[RECORDS SHOWN start]

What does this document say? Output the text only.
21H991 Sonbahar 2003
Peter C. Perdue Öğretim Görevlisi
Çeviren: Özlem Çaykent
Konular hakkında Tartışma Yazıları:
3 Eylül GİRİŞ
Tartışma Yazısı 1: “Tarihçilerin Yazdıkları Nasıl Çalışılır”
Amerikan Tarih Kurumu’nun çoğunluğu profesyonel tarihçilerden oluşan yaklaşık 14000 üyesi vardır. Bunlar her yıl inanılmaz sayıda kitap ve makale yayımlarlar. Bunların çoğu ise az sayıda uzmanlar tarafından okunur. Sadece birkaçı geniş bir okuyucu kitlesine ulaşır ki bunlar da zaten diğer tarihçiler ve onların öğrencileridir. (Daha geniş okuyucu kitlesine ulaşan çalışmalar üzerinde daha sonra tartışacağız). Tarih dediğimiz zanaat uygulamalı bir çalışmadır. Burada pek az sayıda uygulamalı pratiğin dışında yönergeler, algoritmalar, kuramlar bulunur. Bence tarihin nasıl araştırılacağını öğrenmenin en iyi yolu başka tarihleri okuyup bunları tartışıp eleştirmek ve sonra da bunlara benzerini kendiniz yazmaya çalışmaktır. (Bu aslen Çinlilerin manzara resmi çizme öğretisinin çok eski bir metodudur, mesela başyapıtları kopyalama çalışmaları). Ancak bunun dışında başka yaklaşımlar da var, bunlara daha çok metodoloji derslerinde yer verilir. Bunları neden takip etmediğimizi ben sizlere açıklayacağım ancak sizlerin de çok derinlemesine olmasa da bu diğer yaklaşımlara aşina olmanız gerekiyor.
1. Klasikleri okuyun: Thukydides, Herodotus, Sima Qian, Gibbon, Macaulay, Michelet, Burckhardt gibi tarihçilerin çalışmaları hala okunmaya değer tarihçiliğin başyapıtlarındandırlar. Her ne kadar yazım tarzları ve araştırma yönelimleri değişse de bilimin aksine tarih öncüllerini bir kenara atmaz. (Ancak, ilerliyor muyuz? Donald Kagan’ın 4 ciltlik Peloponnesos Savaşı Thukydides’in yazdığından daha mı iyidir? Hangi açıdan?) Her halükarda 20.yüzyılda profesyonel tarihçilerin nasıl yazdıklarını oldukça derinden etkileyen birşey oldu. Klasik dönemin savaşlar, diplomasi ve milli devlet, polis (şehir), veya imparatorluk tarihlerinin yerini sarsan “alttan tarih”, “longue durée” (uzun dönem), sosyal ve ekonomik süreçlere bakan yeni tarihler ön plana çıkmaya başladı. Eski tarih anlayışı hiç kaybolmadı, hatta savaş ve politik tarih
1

[RECORDS SHOWN end]

- **WHAT IS ASKED**
Locate each line containing the string "Tartışma" and show it.

- **SOLUTION**
Konular hakkında Tartışma Yazıları:
Tartışma Yazısı 1: “Tarihçilerin Yazdıkları Nasıl Çalışılır”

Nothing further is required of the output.